PROBLEM TO WORK ON
Identify, in the records below, every line where the string "Runs" appears, and copy each such line.

--- start DATASET RECORDS ---

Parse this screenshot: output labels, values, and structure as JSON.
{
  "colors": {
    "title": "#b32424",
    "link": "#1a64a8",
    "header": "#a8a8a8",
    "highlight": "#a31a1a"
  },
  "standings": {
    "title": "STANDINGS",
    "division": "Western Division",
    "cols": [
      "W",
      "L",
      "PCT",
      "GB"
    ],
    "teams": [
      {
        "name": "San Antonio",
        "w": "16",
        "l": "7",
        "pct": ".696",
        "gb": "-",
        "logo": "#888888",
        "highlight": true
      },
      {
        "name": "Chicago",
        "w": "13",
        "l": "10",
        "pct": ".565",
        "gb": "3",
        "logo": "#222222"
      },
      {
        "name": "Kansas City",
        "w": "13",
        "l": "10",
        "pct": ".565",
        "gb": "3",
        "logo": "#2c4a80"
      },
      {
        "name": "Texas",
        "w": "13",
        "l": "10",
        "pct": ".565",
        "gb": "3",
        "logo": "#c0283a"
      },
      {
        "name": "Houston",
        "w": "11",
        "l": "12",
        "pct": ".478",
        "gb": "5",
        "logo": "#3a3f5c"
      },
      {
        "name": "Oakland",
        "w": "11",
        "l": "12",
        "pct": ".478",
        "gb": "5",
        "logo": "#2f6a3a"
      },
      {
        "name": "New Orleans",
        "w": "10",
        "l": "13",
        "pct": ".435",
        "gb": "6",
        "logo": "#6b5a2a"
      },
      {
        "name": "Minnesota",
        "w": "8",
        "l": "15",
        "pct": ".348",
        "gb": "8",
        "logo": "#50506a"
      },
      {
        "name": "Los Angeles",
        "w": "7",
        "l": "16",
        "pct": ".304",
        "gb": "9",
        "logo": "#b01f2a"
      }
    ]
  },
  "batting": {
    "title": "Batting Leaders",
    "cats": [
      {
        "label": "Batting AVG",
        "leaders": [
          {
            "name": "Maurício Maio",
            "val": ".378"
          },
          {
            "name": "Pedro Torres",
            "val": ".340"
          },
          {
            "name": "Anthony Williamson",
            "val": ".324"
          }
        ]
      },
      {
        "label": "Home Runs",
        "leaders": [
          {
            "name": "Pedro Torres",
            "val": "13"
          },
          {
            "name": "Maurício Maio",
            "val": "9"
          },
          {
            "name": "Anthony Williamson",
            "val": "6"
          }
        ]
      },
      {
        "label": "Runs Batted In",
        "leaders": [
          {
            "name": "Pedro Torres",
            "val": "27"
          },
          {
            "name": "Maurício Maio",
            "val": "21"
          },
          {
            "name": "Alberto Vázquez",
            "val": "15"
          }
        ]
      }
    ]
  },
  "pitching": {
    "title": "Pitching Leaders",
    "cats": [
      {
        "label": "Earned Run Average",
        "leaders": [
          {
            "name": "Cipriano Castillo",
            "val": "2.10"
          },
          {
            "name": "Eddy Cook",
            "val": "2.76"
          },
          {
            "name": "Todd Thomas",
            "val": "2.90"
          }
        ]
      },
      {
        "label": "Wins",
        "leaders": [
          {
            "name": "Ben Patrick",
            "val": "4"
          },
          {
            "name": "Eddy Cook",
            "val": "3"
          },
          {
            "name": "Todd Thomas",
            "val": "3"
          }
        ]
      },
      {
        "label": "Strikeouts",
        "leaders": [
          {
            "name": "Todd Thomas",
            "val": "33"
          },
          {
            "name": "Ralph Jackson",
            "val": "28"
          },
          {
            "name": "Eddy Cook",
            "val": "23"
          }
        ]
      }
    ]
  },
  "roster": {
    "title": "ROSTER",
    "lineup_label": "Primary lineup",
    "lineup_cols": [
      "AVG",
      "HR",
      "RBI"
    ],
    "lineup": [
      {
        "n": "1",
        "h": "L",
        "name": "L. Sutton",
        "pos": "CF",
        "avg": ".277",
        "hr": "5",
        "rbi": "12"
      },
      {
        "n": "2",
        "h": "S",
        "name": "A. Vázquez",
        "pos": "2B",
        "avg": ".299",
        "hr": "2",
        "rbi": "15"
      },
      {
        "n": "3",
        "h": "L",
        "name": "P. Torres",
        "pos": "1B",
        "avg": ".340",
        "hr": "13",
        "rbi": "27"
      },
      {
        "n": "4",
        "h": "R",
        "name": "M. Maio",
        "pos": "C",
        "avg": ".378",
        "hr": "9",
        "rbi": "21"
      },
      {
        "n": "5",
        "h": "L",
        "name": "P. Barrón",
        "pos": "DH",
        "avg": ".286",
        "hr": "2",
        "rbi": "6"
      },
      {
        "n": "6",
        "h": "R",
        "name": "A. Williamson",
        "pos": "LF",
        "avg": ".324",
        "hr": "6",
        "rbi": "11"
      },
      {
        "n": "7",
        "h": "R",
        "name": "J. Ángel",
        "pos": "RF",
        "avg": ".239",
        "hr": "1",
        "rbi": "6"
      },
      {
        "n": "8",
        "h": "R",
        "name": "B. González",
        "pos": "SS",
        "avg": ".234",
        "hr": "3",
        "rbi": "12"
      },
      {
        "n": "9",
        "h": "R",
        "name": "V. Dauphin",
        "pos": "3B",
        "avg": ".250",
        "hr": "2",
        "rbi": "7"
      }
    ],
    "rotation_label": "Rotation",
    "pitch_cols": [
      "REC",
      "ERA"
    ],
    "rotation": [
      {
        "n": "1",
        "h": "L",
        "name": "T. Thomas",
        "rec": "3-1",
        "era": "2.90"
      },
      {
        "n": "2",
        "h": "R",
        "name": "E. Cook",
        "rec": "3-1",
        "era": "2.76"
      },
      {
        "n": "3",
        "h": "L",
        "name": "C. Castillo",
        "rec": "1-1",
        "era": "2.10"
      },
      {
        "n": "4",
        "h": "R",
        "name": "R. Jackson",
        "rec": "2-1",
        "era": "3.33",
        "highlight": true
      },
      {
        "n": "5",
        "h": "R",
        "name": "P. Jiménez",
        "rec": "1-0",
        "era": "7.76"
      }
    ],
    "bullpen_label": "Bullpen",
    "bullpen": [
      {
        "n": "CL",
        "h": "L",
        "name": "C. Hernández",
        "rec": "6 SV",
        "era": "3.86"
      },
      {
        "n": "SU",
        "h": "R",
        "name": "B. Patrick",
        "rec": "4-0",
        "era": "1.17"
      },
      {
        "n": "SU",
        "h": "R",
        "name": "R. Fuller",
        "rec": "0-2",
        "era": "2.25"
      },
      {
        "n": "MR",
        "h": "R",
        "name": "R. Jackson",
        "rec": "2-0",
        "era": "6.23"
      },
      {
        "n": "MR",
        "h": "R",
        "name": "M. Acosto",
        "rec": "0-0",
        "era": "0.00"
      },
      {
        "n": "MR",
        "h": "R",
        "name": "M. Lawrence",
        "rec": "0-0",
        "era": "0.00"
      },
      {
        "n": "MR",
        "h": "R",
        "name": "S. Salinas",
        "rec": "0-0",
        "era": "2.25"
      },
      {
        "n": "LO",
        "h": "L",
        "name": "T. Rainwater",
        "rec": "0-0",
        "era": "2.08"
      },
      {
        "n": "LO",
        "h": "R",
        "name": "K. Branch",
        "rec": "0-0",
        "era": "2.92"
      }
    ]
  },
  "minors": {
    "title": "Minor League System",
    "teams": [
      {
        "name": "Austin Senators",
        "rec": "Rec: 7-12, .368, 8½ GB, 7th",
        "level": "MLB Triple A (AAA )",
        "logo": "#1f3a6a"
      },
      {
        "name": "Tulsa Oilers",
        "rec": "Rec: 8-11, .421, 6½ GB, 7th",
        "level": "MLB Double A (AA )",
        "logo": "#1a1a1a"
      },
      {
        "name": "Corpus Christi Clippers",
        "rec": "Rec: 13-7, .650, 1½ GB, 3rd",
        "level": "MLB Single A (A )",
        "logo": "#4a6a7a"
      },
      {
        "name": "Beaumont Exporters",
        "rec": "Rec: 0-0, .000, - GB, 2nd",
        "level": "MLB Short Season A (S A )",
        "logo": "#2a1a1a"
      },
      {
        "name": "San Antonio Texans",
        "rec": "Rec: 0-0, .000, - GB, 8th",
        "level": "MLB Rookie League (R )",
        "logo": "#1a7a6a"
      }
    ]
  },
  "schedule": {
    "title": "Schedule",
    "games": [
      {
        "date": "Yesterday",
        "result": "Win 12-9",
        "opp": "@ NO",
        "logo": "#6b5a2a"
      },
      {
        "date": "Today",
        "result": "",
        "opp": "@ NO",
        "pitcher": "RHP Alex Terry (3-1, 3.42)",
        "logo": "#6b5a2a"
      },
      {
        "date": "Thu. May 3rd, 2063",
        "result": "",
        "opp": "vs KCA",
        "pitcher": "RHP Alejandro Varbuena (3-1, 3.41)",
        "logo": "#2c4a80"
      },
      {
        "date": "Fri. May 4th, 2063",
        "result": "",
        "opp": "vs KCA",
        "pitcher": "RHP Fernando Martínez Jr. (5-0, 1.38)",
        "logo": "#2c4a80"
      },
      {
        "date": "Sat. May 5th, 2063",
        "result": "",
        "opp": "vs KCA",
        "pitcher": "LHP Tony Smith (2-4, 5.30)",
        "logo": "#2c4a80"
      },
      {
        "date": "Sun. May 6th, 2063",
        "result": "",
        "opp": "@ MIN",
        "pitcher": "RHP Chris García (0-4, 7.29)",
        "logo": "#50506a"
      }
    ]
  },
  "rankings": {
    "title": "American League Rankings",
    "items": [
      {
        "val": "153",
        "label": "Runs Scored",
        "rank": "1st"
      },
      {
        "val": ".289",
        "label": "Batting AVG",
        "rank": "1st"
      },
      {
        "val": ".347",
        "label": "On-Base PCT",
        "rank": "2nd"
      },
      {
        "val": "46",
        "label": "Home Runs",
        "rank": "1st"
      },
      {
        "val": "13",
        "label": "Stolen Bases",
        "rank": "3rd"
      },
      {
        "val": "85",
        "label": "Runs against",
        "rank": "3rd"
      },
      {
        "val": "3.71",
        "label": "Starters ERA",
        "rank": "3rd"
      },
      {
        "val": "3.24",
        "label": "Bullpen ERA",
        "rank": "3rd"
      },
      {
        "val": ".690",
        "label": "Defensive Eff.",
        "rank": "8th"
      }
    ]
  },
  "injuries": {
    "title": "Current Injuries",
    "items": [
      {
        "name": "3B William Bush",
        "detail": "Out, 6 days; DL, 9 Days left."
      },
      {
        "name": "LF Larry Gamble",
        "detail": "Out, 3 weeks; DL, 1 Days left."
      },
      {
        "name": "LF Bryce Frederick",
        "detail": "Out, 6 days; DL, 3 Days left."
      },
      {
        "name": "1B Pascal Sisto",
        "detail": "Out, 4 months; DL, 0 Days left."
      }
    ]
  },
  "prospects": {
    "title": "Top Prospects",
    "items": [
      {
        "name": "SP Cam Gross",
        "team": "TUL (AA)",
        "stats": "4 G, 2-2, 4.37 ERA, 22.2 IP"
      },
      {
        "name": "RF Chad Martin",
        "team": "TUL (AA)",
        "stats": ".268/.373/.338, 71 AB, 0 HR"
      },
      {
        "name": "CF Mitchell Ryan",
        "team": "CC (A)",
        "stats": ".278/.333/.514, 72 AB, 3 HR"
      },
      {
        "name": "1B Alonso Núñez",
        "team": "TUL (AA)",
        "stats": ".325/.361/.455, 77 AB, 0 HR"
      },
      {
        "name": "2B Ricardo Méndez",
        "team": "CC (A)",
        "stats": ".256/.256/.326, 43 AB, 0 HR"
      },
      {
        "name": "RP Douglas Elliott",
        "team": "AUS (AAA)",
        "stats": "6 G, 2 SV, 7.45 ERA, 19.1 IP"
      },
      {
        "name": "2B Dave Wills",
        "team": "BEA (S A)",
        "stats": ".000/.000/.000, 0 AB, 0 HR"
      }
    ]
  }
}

--- end DATASET RECORDS ---

ANSWER
        "label": "Home Runs",
        "label": "Runs Batted In",
        "label": "Runs Scored",
        "label": "Home Runs",
        "label": "Runs against",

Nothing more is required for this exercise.